Input material:
--- begin ---

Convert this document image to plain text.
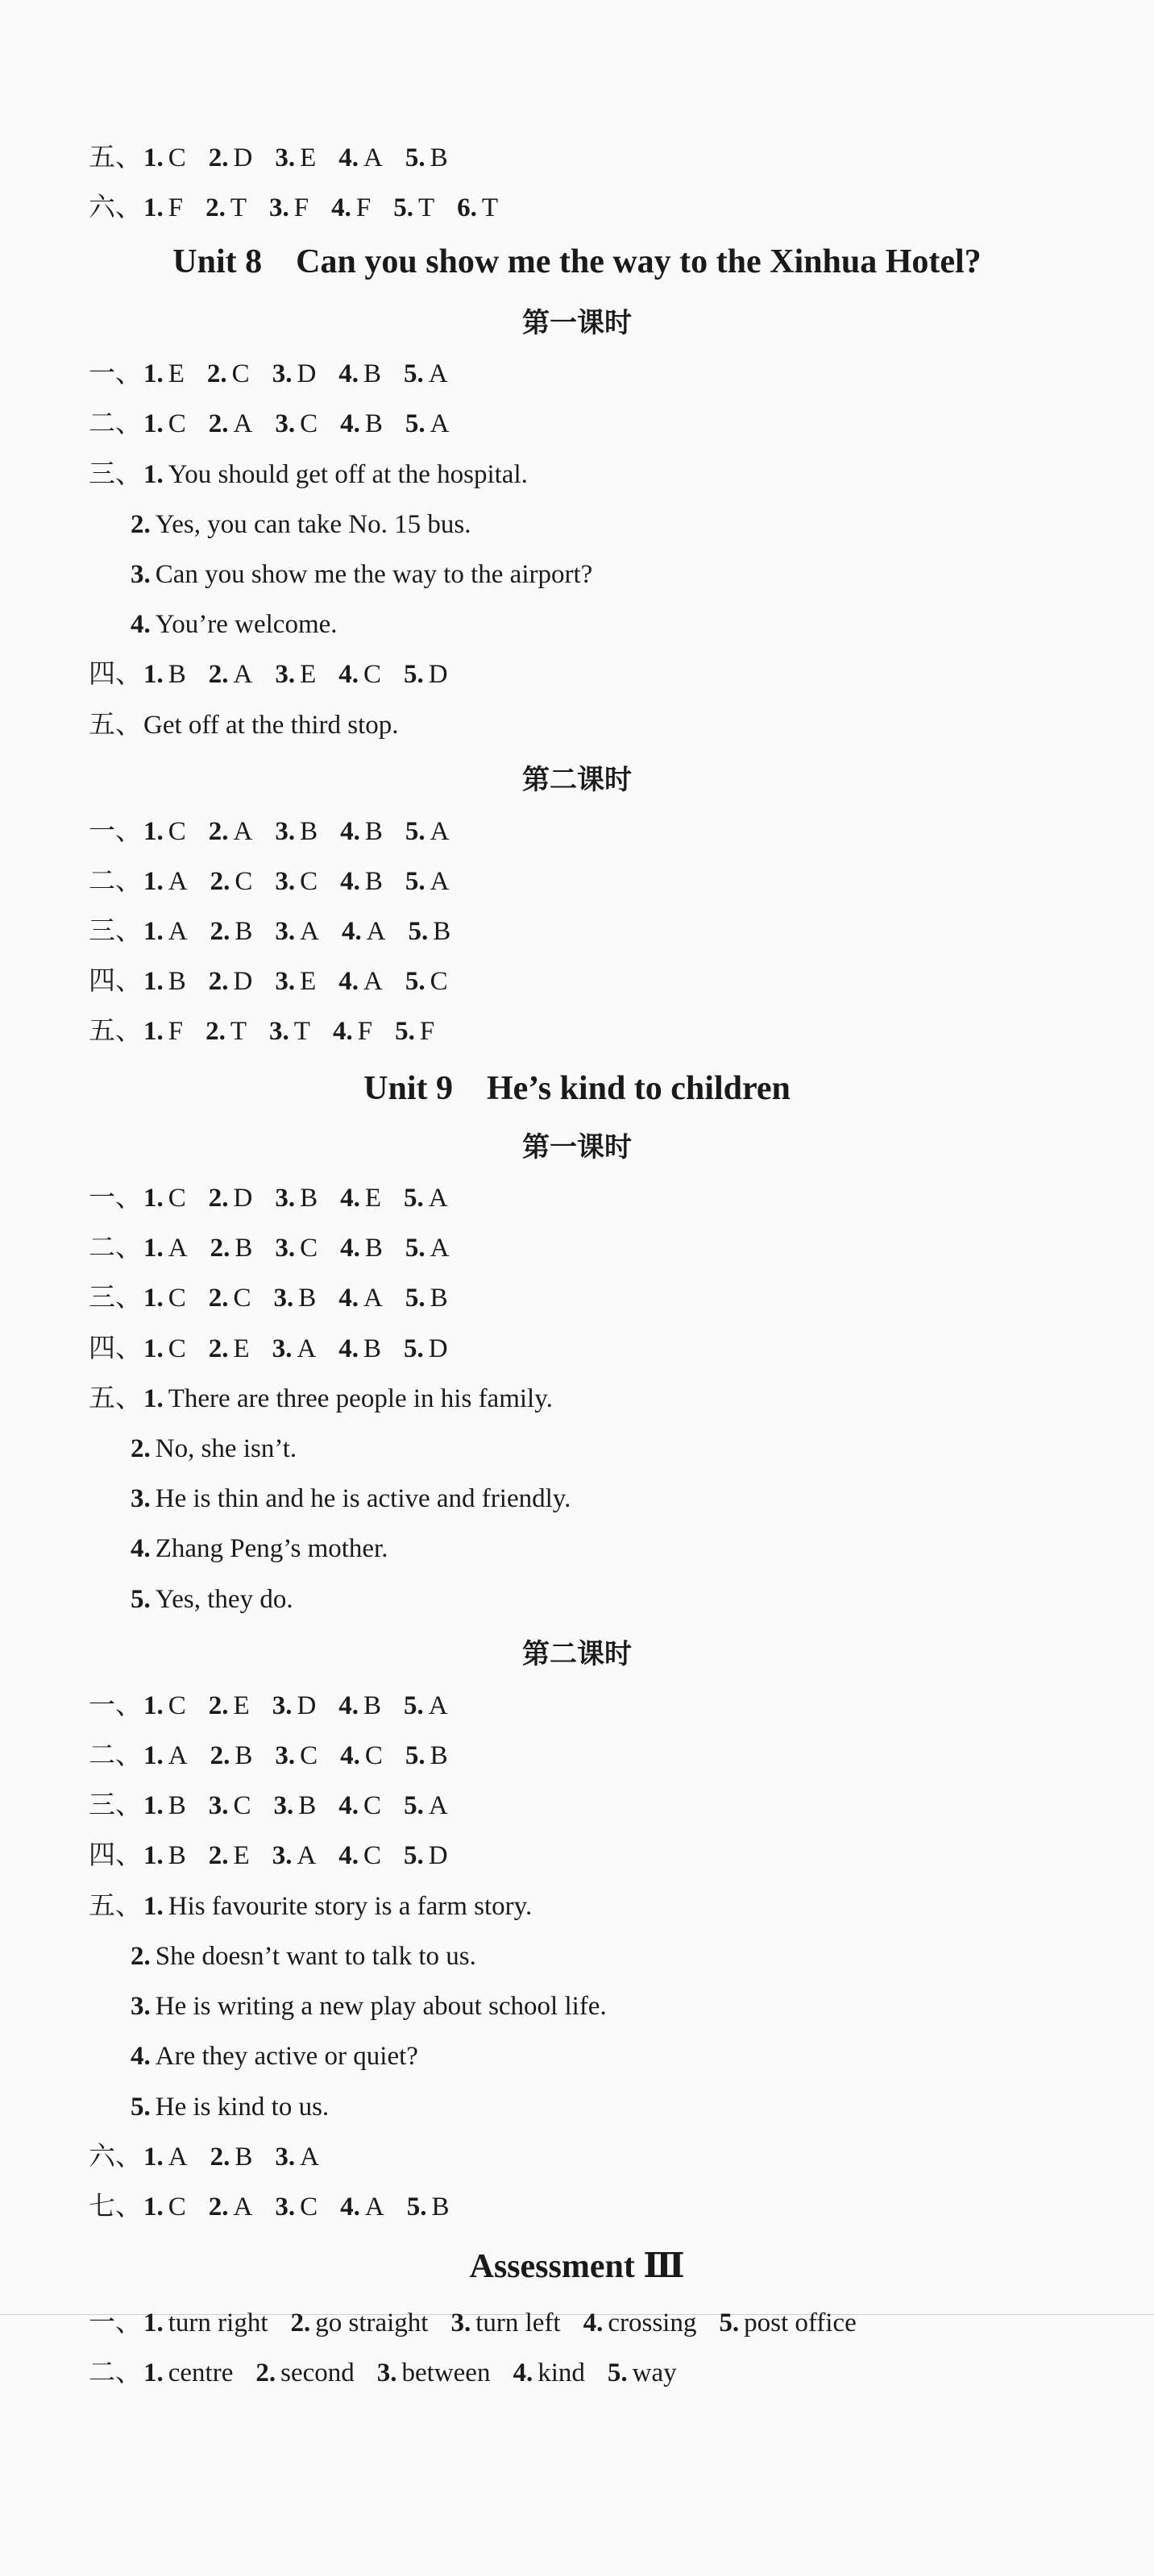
五、1. C 2. D 3. E 4. A 5. B
六、1. F 2. T 3. F 4. F 5. T 6. T
Unit 8　Can you show me the way to the Xinhua Hotel?
第一课时
一、1. E 2. C 3. D 4. B 5. A
二、1. C 2. A 3. C 4. B 5. A
三、1. You should get off at the hospital.
2. Yes, you can take No. 15 bus.
3. Can you show me the way to the airport?
4. You’re welcome.
四、1. B 2. A 3. E 4. C 5. D
五、Get off at the third stop.
第二课时
一、1. C 2. A 3. B 4. B 5. A
二、1. A 2. C 3. C 4. B 5. A
三、1. A 2. B 3. A 4. A 5. B
四、1. B 2. D 3. E 4. A 5. C
五、1. F 2. T 3. T 4. F 5. F
Unit 9　He’s kind to children
第一课时
一、1. C 2. D 3. B 4. E 5. A
二、1. A 2. B 3. C 4. B 5. A
三、1. C 2. C 3. B 4. A 5. B
四、1. C 2. E 3. A 4. B 5. D
五、1. There are three people in his family.
2. No, she isn’t.
3. He is thin and he is active and friendly.
4. Zhang Peng’s mother.
5. Yes, they do.
第二课时
一、1. C 2. E 3. D 4. B 5. A
二、1. A 2. B 3. C 4. C 5. B
三、1. B 3. C 3. B 4. C 5. A
四、1. B 2. E 3. A 4. C 5. D
五、1. His favourite story is a farm story.
2. She doesn’t want to talk to us.
3. He is writing a new play about school life.
4. Are they active or quiet?
5. He is kind to us.
六、1. A 2. B 3. A
七、1. C 2. A 3. C 4. A 5. B
Assessment Ⅲ
一、1. turn right 2. go straight 3. turn left 4. crossing 5. post office
二、1. centre 2. second 3. between 4. kind 5. way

--- end ---

Written exercise: Extract the full listing above verbatim; pictures are to be left out of the copy.

Complete output:
Convert this document image to plain text.
五、1. C 2. D 3. E 4. A 5. B
六、1. F 2. T 3. F 4. F 5. T 6. T
Unit 8　Can you show me the way to the Xinhua Hotel?
第一课时
一、1. E 2. C 3. D 4. B 5. A
二、1. C 2. A 3. C 4. B 5. A
三、1. You should get off at the hospital.
2. Yes, you can take No. 15 bus.
3. Can you show me the way to the airport?
4. You’re welcome.
四、1. B 2. A 3. E 4. C 5. D
五、Get off at the third stop.
第二课时
一、1. C 2. A 3. B 4. B 5. A
二、1. A 2. C 3. C 4. B 5. A
三、1. A 2. B 3. A 4. A 5. B
四、1. B 2. D 3. E 4. A 5. C
五、1. F 2. T 3. T 4. F 5. F
Unit 9　He’s kind to children
第一课时
一、1. C 2. D 3. B 4. E 5. A
二、1. A 2. B 3. C 4. B 5. A
三、1. C 2. C 3. B 4. A 5. B
四、1. C 2. E 3. A 4. B 5. D
五、1. There are three people in his family.
2. No, she isn’t.
3. He is thin and he is active and friendly.
4. Zhang Peng’s mother.
5. Yes, they do.
第二课时
一、1. C 2. E 3. D 4. B 5. A
二、1. A 2. B 3. C 4. C 5. B
三、1. B 3. C 3. B 4. C 5. A
四、1. B 2. E 3. A 4. C 5. D
五、1. His favourite story is a farm story.
2. She doesn’t want to talk to us.
3. He is writing a new play about school life.
4. Are they active or quiet?
5. He is kind to us.
六、1. A 2. B 3. A
七、1. C 2. A 3. C 4. A 5. B
Assessment Ⅲ
一、1. turn right 2. go straight 3. turn left 4. crossing 5. post office
二、1. centre 2. second 3. between 4. kind 5. way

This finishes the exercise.